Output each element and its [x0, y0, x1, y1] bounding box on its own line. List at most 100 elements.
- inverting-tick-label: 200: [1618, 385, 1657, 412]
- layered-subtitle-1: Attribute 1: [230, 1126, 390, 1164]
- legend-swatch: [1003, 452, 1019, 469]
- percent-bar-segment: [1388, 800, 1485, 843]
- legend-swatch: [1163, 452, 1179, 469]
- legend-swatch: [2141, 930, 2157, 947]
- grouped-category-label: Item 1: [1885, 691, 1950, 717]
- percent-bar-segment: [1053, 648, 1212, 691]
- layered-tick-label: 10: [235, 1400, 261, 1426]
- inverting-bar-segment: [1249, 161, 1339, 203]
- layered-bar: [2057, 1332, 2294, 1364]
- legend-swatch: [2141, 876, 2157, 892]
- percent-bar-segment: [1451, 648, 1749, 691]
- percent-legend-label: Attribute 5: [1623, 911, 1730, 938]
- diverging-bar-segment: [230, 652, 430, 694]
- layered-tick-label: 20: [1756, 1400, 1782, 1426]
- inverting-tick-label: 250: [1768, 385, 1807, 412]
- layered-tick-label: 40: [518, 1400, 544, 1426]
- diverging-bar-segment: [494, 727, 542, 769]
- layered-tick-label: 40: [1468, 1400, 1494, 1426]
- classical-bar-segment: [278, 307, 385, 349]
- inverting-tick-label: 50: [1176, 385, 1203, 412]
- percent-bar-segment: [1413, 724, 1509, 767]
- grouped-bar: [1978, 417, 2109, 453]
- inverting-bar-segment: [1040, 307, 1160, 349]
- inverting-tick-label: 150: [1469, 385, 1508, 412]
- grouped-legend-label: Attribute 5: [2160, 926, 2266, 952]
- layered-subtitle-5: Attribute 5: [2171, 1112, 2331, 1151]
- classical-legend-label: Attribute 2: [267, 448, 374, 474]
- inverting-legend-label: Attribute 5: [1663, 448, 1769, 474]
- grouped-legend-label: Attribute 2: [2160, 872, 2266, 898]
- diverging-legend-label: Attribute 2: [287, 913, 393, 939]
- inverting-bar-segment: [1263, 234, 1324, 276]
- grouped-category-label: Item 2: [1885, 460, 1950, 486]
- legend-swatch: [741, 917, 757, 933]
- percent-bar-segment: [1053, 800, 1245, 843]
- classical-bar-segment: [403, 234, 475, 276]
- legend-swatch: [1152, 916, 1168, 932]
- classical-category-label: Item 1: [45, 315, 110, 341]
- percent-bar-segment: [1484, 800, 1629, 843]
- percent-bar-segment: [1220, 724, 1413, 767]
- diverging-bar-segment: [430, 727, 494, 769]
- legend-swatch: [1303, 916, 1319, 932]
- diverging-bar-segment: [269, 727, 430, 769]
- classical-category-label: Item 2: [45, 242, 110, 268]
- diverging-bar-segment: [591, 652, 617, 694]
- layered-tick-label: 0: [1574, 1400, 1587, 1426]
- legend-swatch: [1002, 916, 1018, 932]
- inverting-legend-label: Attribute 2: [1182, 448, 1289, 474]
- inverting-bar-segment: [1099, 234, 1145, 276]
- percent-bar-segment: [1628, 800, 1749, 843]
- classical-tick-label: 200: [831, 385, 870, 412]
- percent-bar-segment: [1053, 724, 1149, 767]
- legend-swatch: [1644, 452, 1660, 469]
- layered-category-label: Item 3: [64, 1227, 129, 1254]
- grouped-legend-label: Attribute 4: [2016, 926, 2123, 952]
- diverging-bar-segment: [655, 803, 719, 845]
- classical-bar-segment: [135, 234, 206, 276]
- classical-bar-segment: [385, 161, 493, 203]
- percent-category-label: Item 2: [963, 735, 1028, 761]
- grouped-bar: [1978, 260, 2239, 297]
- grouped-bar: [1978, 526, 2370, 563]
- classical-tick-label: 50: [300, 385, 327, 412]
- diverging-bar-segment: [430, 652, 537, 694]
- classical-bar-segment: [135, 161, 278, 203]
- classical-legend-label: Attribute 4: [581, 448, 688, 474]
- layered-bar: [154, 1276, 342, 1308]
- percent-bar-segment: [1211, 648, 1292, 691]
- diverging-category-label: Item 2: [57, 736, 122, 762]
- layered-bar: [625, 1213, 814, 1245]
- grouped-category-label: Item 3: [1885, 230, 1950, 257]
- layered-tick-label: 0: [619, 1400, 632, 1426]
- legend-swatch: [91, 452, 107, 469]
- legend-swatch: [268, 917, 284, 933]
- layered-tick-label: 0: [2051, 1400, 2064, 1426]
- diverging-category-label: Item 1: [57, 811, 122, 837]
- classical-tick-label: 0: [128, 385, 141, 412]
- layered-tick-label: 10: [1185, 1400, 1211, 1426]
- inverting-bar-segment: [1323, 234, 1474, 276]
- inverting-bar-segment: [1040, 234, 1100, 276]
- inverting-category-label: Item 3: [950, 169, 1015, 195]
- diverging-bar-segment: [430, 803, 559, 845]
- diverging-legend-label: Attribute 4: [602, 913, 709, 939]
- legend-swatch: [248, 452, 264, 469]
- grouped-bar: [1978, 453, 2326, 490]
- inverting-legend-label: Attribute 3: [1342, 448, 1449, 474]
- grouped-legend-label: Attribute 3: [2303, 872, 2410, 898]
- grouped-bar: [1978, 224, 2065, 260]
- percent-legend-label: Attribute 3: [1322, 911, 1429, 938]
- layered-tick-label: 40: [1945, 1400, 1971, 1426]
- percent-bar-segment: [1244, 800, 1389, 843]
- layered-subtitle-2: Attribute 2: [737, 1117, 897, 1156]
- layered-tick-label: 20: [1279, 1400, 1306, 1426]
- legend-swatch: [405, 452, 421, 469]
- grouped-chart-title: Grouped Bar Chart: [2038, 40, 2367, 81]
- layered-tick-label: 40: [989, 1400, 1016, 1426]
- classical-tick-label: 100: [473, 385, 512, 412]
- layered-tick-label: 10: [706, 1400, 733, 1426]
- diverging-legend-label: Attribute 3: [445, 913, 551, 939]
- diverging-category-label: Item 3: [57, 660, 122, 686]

Exercise description ->
Rewrite the entries from their first line through the line containing "- legend-swatch: [1003, 452, 1019, 469]" as a JSON list of strings, one string per line and with blank lines omitted.

Reply to the task ->
[
  "Output each element and its [x0, y0, x1, y1] bounding box on its own line. List at most 100 elements.",
  "- inverting-tick-label: 200: [1618, 385, 1657, 412]",
  "- layered-subtitle-1: Attribute 1: [230, 1126, 390, 1164]",
  "- legend-swatch: [1003, 452, 1019, 469]"
]